Stored data entries:
=====
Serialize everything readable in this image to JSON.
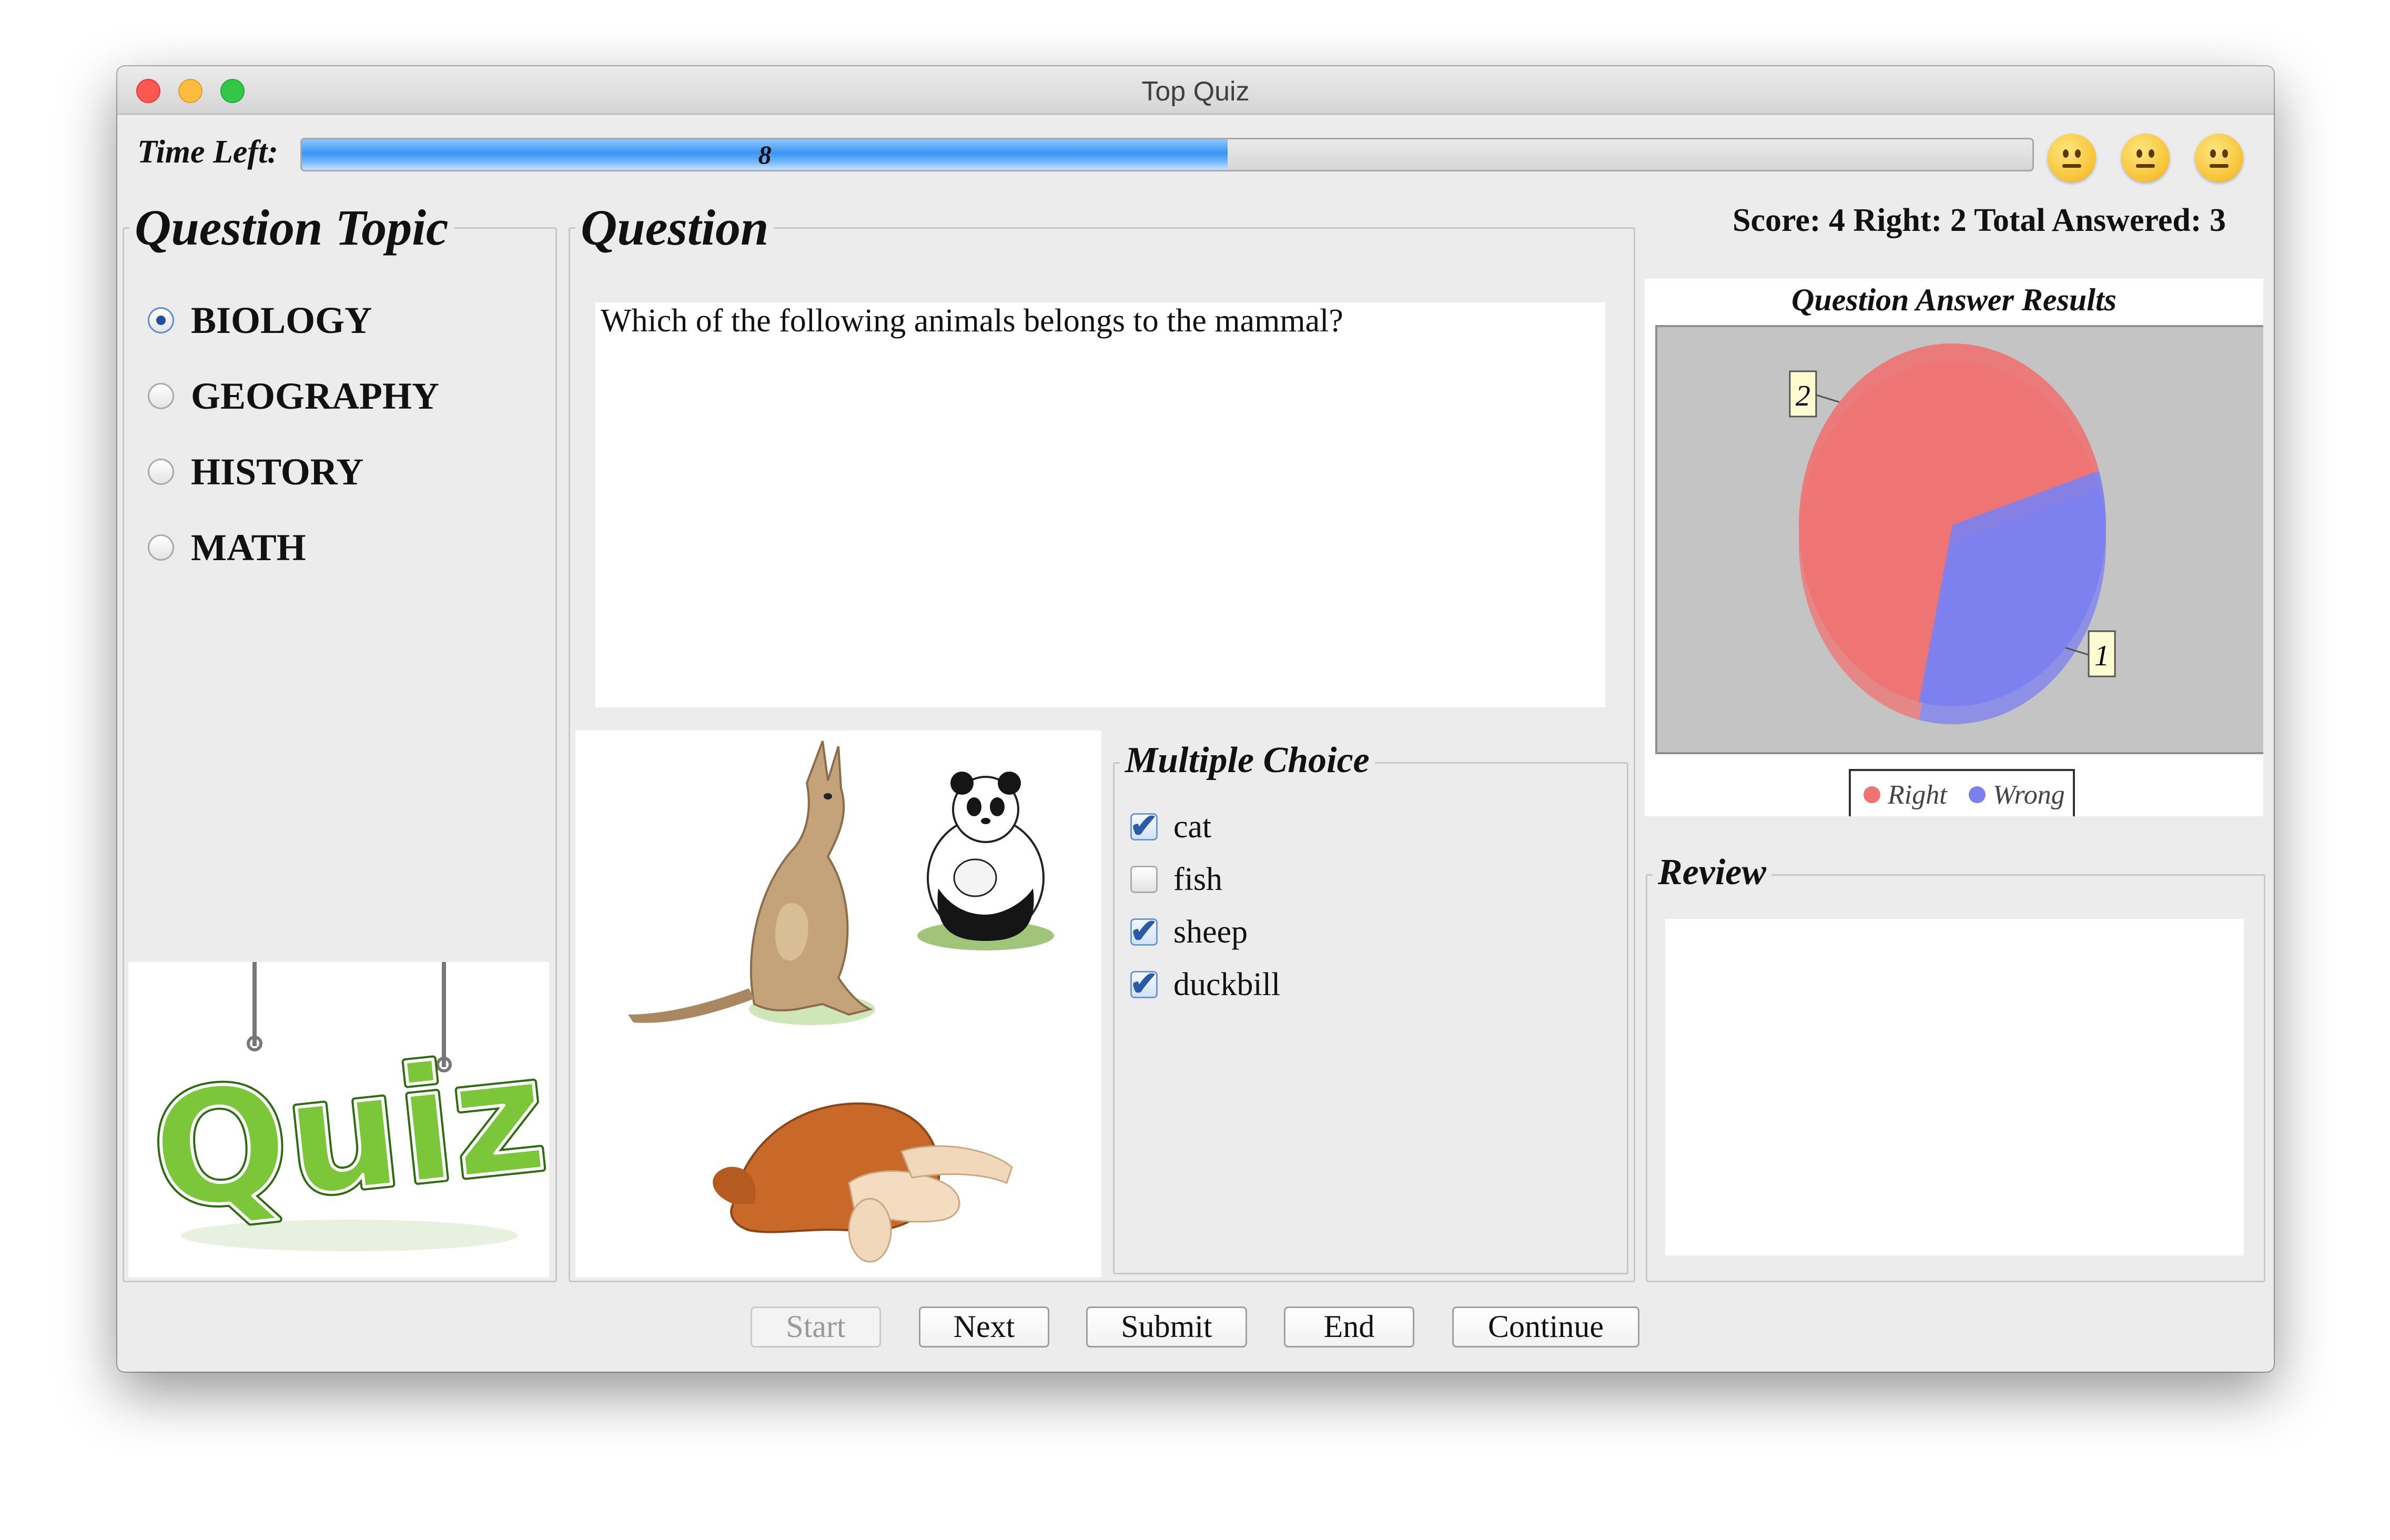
{
  "window": {
    "title": "Top Quiz"
  },
  "timer": {
    "label": "Time Left:",
    "value": "8",
    "fraction": 0.535
  },
  "faces": [
    "neutral-face-icon",
    "neutral-face-icon",
    "neutral-face-icon"
  ],
  "topics": {
    "title": "Question Topic",
    "items": [
      {
        "label": "BIOLOGY",
        "selected": true
      },
      {
        "label": "GEOGRAPHY",
        "selected": false
      },
      {
        "label": "HISTORY",
        "selected": false
      },
      {
        "label": "MATH",
        "selected": false
      }
    ],
    "logo_text": "Quiz"
  },
  "question": {
    "title": "Question",
    "text": "Which of the following animals belongs to the mammal?",
    "image": "animal-images"
  },
  "choices": {
    "title": "Multiple Choice",
    "items": [
      {
        "label": "cat",
        "checked": true
      },
      {
        "label": "fish",
        "checked": false
      },
      {
        "label": "sheep",
        "checked": true
      },
      {
        "label": "duckbill",
        "checked": true
      }
    ]
  },
  "score": {
    "text": "Score: 4  Right: 2  Total Answered: 3"
  },
  "chart_data": {
    "type": "pie",
    "title": "Question Answer Results",
    "slices": [
      {
        "name": "Right",
        "value": 2,
        "color": "#f07373"
      },
      {
        "name": "Wrong",
        "value": 1,
        "color": "#7b7ff0"
      }
    ],
    "legend": "bottom"
  },
  "review": {
    "title": "Review",
    "text": ""
  },
  "buttons": {
    "start": "Start",
    "next": "Next",
    "submit": "Submit",
    "end": "End",
    "continue": "Continue"
  }
}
=====
Please set down each line of the data above exactly as written, without the pictures.

Serialize everything readable in this image to JSON.
{
  "window": {
    "title": "Top Quiz"
  },
  "timer": {
    "label": "Time Left:",
    "value": "8",
    "fraction": 0.535
  },
  "faces": [
    "neutral-face-icon",
    "neutral-face-icon",
    "neutral-face-icon"
  ],
  "topics": {
    "title": "Question Topic",
    "items": [
      {
        "label": "BIOLOGY",
        "selected": true
      },
      {
        "label": "GEOGRAPHY",
        "selected": false
      },
      {
        "label": "HISTORY",
        "selected": false
      },
      {
        "label": "MATH",
        "selected": false
      }
    ],
    "logo_text": "Quiz"
  },
  "question": {
    "title": "Question",
    "text": "Which of the following animals belongs to the mammal?",
    "image": "animal-images"
  },
  "choices": {
    "title": "Multiple Choice",
    "items": [
      {
        "label": "cat",
        "checked": true
      },
      {
        "label": "fish",
        "checked": false
      },
      {
        "label": "sheep",
        "checked": true
      },
      {
        "label": "duckbill",
        "checked": true
      }
    ]
  },
  "score": {
    "text": "Score: 4  Right: 2  Total Answered: 3"
  },
  "chart_data": {
    "type": "pie",
    "title": "Question Answer Results",
    "slices": [
      {
        "name": "Right",
        "value": 2,
        "color": "#f07373"
      },
      {
        "name": "Wrong",
        "value": 1,
        "color": "#7b7ff0"
      }
    ],
    "legend": "bottom"
  },
  "review": {
    "title": "Review",
    "text": ""
  },
  "buttons": {
    "start": "Start",
    "next": "Next",
    "submit": "Submit",
    "end": "End",
    "continue": "Continue"
  }
}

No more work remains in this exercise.